Problem to work on: Below are the records. List every line holding the word "icon".

Entries:
════════════════
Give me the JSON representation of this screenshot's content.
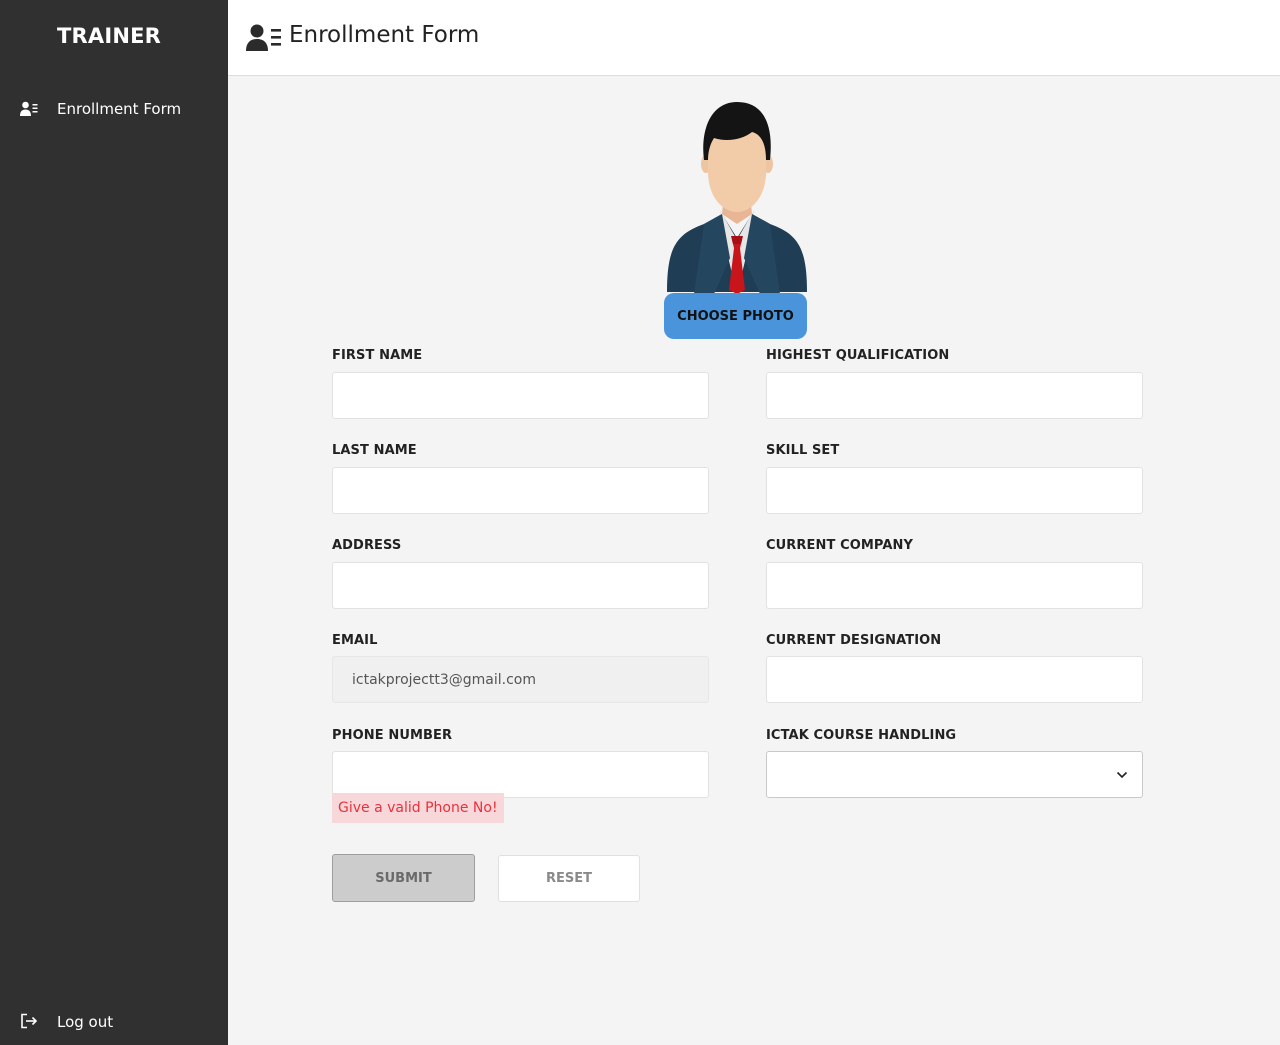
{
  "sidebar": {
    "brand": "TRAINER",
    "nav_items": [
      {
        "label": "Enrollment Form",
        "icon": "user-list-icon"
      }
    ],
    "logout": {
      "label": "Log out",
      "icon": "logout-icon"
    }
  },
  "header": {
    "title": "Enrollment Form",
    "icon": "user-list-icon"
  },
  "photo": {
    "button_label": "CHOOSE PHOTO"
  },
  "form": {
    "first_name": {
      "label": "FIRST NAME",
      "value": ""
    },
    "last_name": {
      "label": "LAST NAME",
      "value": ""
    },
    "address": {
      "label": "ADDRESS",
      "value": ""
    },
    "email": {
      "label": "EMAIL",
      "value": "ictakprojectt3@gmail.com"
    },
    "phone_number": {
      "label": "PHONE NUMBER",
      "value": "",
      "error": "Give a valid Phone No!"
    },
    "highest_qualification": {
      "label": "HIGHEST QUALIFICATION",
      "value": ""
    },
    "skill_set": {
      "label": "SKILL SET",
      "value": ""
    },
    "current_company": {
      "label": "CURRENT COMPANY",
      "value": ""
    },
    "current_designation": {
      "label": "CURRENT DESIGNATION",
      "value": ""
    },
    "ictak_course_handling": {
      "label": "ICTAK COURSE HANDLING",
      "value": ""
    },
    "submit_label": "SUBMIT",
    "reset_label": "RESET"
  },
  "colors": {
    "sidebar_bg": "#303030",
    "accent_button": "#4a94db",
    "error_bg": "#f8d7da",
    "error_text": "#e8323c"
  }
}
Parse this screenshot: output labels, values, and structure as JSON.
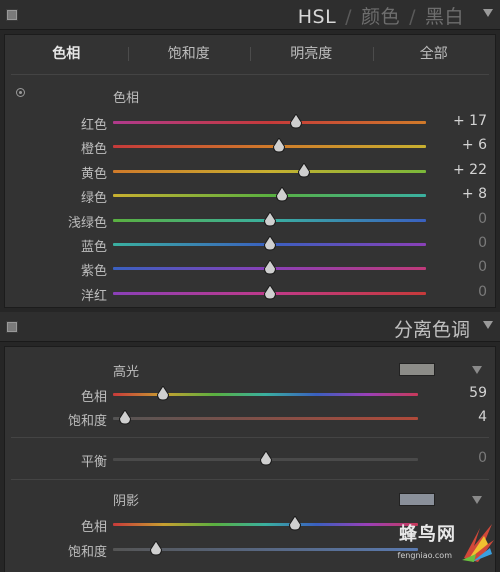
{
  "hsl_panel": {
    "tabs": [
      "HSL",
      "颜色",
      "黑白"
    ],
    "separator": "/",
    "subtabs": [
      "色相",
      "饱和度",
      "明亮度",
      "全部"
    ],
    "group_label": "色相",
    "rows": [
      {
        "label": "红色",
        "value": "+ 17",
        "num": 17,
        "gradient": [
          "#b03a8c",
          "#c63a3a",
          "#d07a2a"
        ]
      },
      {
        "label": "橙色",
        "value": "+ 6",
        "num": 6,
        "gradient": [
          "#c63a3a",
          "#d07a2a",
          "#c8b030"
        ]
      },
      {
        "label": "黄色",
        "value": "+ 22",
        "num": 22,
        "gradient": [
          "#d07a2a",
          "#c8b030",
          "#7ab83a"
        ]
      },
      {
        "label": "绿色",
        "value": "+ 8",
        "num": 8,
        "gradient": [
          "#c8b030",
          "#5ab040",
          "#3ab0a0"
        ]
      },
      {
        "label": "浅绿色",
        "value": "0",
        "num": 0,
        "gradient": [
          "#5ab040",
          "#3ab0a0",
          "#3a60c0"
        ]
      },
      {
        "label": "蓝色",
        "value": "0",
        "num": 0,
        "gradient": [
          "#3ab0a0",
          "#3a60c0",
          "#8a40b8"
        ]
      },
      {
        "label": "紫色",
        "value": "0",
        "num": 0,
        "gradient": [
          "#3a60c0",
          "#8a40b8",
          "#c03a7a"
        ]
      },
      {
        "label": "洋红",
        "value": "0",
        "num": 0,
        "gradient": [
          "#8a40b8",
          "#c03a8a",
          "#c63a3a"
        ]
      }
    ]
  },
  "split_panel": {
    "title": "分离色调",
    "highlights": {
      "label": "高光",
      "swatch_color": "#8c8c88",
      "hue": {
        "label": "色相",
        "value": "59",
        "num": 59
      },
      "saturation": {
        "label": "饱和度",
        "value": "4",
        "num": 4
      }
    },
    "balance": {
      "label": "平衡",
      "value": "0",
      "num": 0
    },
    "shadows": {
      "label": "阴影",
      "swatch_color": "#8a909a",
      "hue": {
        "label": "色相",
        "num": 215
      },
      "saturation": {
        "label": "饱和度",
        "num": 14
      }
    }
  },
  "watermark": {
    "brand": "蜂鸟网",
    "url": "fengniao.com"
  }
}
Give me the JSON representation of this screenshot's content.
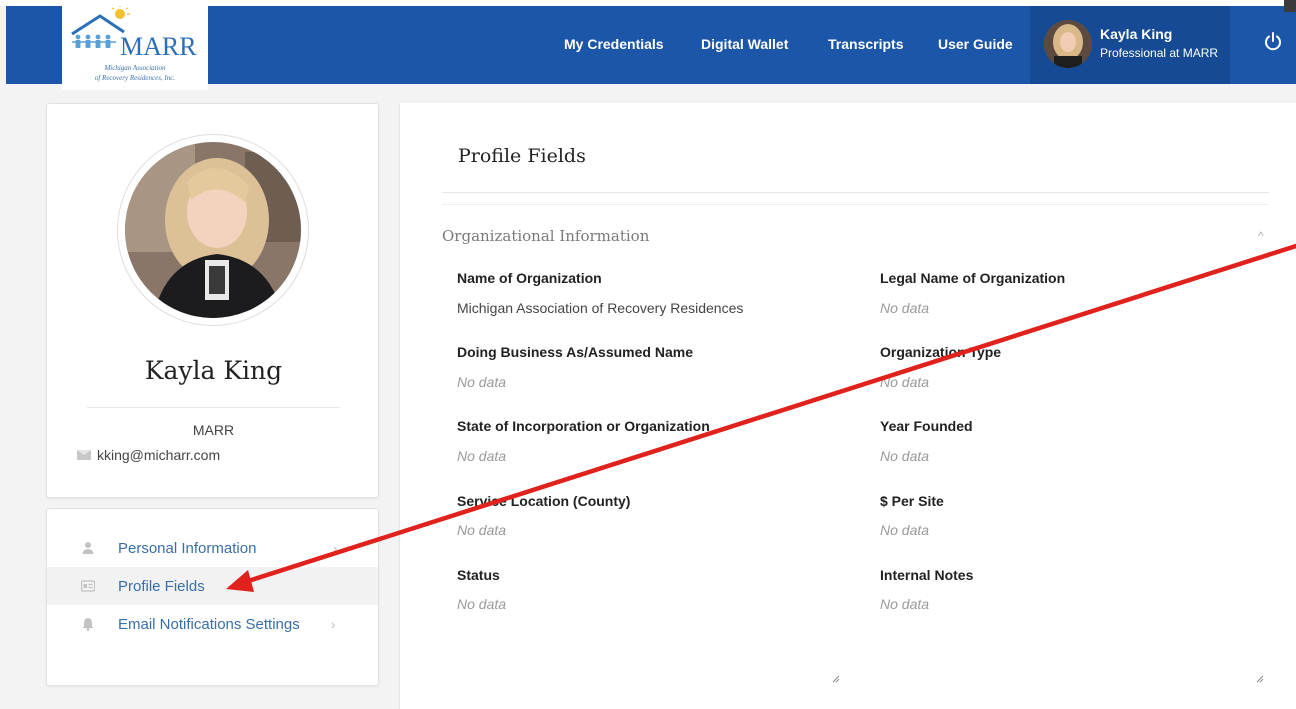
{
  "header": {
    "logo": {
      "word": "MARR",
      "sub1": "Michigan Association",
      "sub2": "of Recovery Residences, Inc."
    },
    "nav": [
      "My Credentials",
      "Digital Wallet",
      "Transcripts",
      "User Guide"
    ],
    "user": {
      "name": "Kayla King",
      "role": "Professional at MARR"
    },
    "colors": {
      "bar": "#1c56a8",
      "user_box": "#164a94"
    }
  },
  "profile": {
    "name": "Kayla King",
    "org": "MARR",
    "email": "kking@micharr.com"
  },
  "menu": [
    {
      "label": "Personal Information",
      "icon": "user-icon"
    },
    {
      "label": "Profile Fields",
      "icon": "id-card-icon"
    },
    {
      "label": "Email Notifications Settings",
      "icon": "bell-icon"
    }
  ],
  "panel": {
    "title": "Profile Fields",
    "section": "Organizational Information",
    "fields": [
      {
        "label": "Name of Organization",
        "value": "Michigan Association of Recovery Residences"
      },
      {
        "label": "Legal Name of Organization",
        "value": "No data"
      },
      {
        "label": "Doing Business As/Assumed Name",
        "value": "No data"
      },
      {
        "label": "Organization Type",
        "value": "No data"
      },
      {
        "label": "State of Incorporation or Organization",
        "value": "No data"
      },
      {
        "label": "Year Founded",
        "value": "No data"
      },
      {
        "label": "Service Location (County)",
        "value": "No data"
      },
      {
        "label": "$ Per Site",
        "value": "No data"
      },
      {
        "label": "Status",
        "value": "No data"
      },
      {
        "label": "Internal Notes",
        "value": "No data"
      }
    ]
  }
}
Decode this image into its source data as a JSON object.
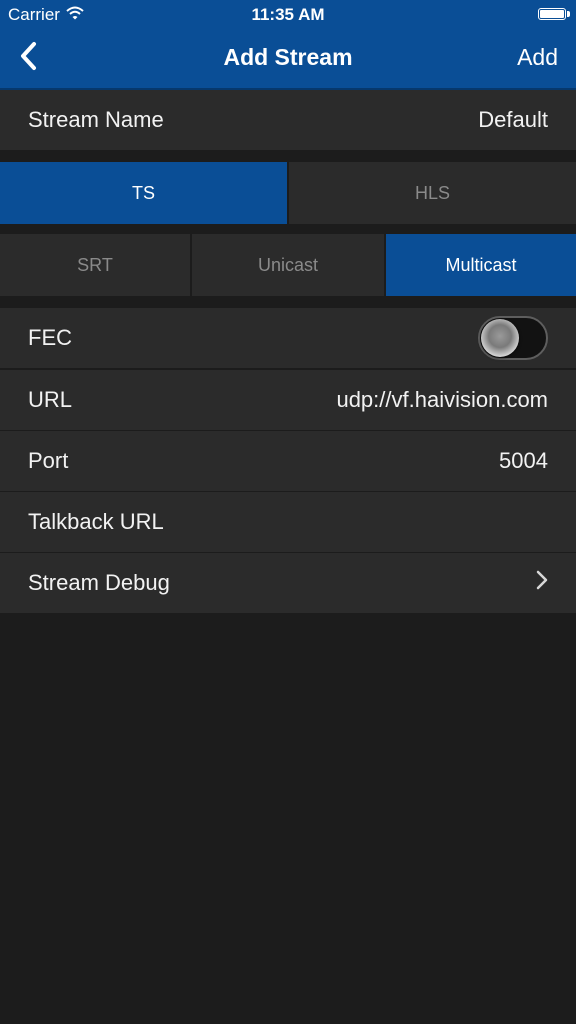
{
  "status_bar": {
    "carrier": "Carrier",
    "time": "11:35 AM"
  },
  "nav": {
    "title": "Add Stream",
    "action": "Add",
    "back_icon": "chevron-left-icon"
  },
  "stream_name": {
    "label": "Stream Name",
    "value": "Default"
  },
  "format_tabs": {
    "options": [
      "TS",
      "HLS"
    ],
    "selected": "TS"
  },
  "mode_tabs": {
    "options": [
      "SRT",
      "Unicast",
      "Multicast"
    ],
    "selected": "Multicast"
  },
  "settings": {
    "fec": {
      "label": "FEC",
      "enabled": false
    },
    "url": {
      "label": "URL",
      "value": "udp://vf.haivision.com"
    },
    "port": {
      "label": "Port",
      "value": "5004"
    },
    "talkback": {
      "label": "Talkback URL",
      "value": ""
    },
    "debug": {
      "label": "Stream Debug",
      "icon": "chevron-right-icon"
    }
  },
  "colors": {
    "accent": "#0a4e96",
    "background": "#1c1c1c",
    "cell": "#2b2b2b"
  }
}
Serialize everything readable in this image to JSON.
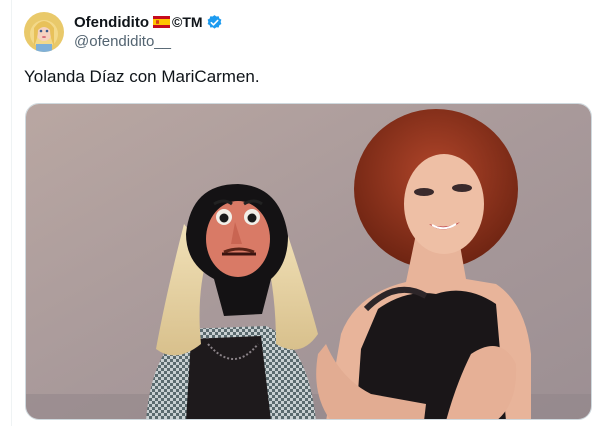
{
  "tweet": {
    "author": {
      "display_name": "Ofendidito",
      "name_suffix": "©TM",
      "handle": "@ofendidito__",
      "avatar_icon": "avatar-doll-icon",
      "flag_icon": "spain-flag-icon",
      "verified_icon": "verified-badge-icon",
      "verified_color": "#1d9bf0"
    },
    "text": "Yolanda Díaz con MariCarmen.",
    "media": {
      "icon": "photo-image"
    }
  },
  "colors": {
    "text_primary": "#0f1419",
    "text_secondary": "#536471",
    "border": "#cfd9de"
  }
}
════════════════
Solution to the exercise:
        "icon": "user-list-icon"
      "icon": "logout-icon"
    "icon": "user-list-icon"
      "icon": "user-icon"
      "icon": "id-card-icon"
      "icon": "bell-icon"
    "back_icon": "chevron-left-icon"
      "icon": "chevron-right-icon"
      "avatar_icon": "avatar-doll-icon",
      "flag_icon": "spain-flag-icon",
      "verified_icon": "verified-badge-icon",
      "icon": "photo-image"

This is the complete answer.